*TO BE DONE*:
Keep only the lines of the data below that contain "image", and copy them.
* start DATA SECTION *
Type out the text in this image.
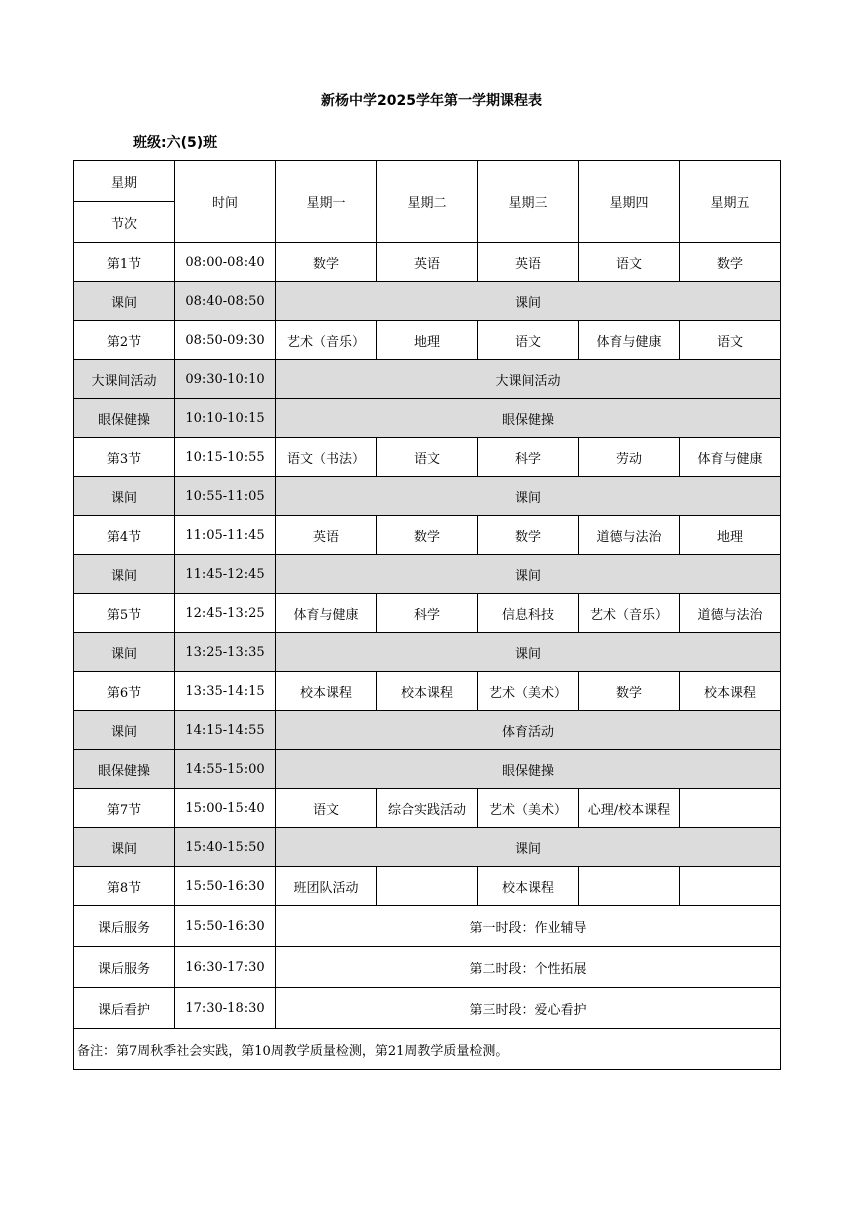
新杨中学2025学年第一学期课程表
班级:六(5)班
星期	时间	星期一	星期二	星期三	星期四	星期五
节次						
第1节	08:00-08:40	数学	英语	英语	语文	数学
课间	08:40-08:50	课间				
第2节	08:50-09:30	艺术（音乐）	地理	语文	体育与健康	语文
大课间活动	09:30-10:10	大课间活动				
眼保健操	10:10-10:15	眼保健操				
第3节	10:15-10:55	语文（书法）	语文	科学	劳动	体育与健康
课间	10:55-11:05	课间				
第4节	11:05-11:45	英语	数学	数学	道德与法治	地理
课间	11:45-12:45	课间				
第5节	12:45-13:25	体育与健康	科学	信息科技	艺术（音乐）	道德与法治
课间	13:25-13:35	课间				
第6节	13:35-14:15	校本课程	校本课程	艺术（美术）	数学	校本课程
课间	14:15-14:55	体育活动				
眼保健操	14:55-15:00	眼保健操				
第7节	15:00-15:40	语文	综合实践活动	艺术（美术）	心理/校本课程	
课间	15:40-15:50	课间				
第8节	15:50-16:30	班团队活动		校本课程		
课后服务	15:50-16:30	第一时段：作业辅导				
课后服务	16:30-17:30	第二时段：个性拓展				
课后看护	17:30-18:30	第三时段：爱心看护				
备注：第7周秋季社会实践，第10周教学质量检测，第21周教学质量检测。						
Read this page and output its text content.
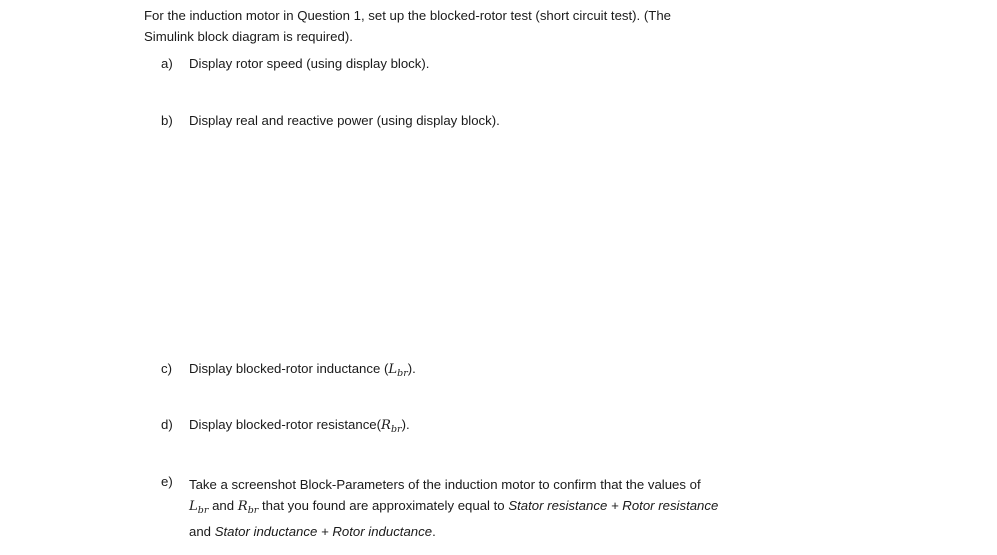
For the induction motor in Question 1, set up the blocked-rotor test (short circuit test). (The
Simulink block diagram is required).
a) Display rotor speed (using display block).
b) Display real and reactive power (using display block).
c) Display blocked-rotor inductance $(L_{br})$.
d) Display blocked-rotor $resistance(R_{br})$.
e) Take a screenshot Block-Parameters of the induction motor to confirm that the values of
$L_{br}$ and $R_{br}$ that you found are approximately equal to Stator resistance + Rotor resistance
and Stator inductance + Rotor inductance.
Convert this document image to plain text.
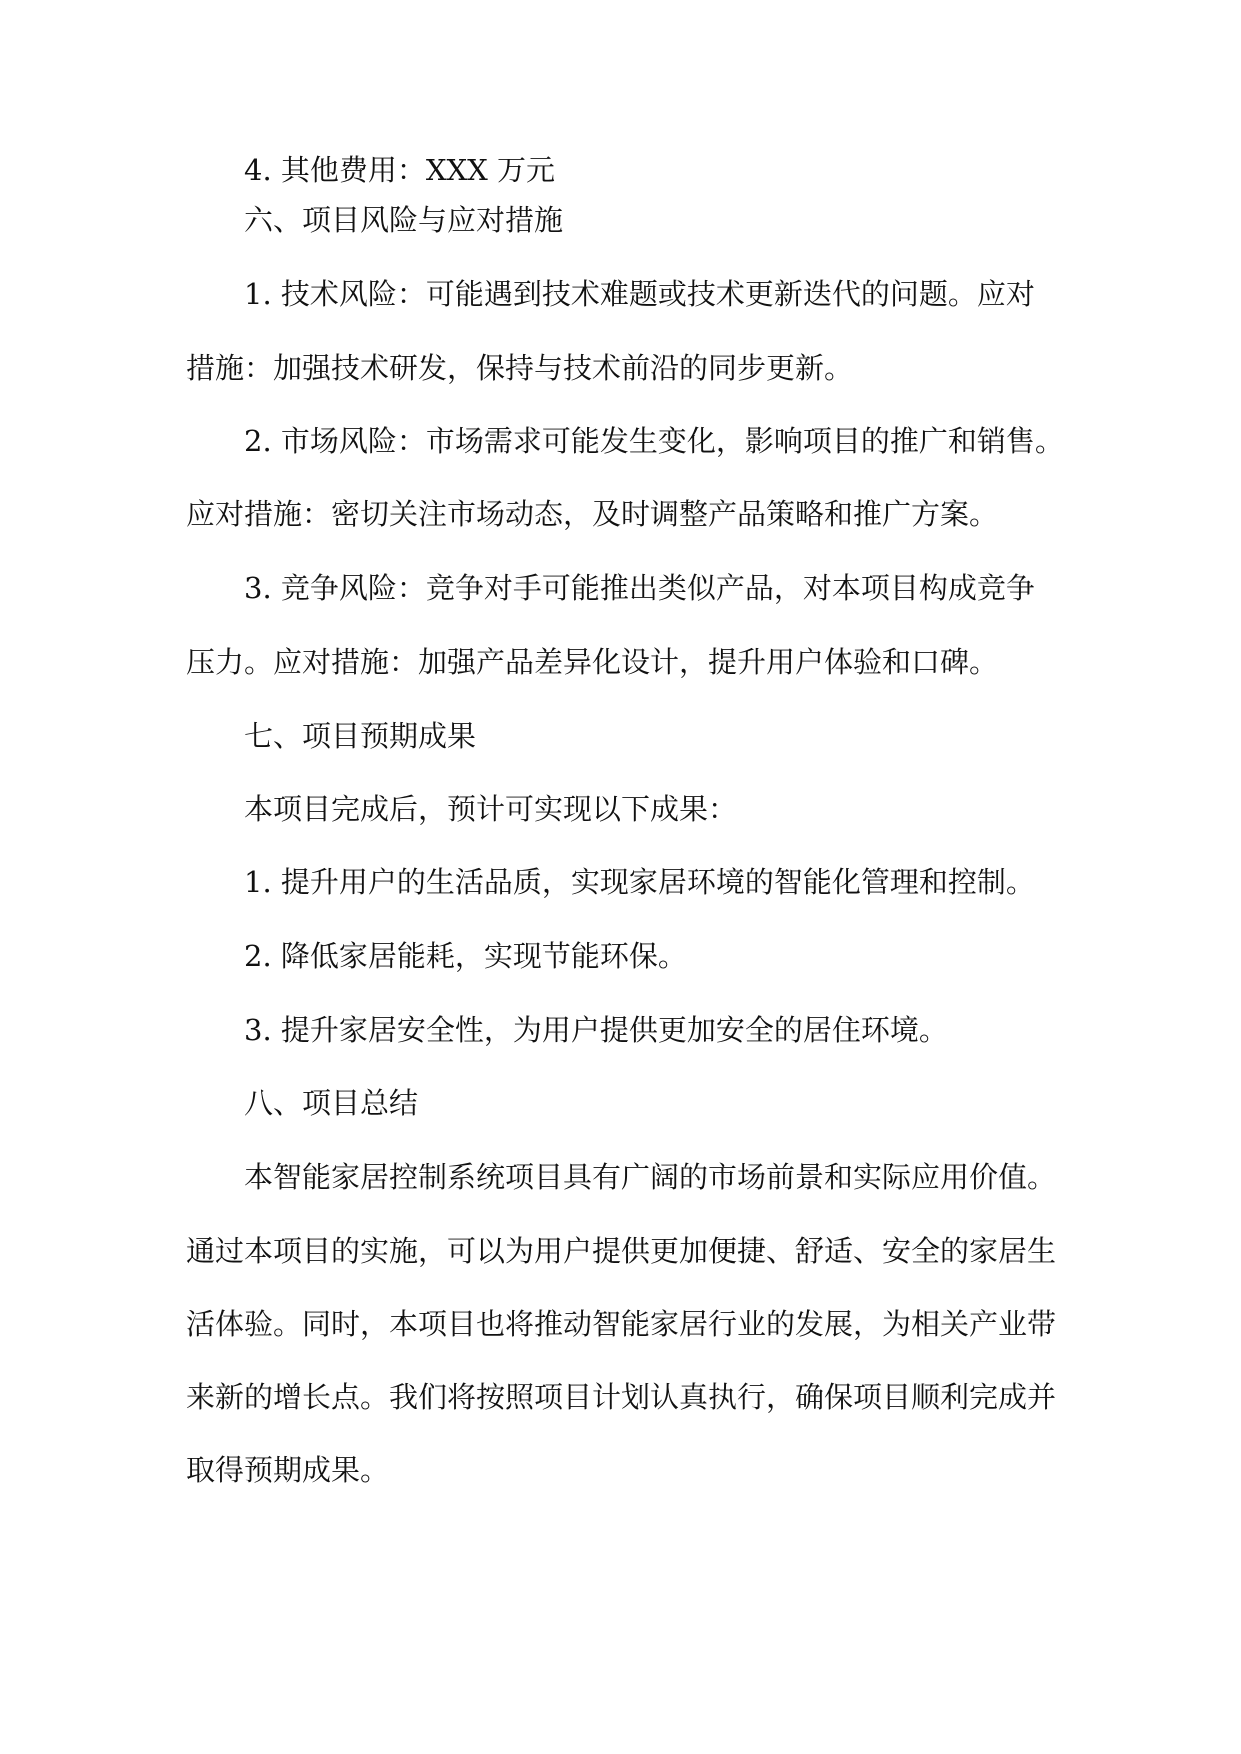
4. 其他费用：XXX 万元
六、项目风险与应对措施
1. 技术风险：可能遇到技术难题或技术更新迭代的问题。应对
措施：加强技术研发，保持与技术前沿的同步更新。
2. 市场风险：市场需求可能发生变化，影响项目的推广和销售。
应对措施：密切关注市场动态，及时调整产品策略和推广方案。
3. 竞争风险：竞争对手可能推出类似产品，对本项目构成竞争
压力。应对措施：加强产品差异化设计，提升用户体验和口碑。
七、项目预期成果
本项目完成后，预计可实现以下成果：
1. 提升用户的生活品质，实现家居环境的智能化管理和控制。
2. 降低家居能耗，实现节能环保。
3. 提升家居安全性，为用户提供更加安全的居住环境。
八、项目总结
本智能家居控制系统项目具有广阔的市场前景和实际应用价值。
通过本项目的实施，可以为用户提供更加便捷、舒适、安全的家居生
活体验。同时，本项目也将推动智能家居行业的发展，为相关产业带
来新的增长点。我们将按照项目计划认真执行，确保项目顺利完成并
取得预期成果。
* end DATA SECTION *
*EXERCISE OUTPUT*:
Type out the text in this image.
Convert this document image to plain text.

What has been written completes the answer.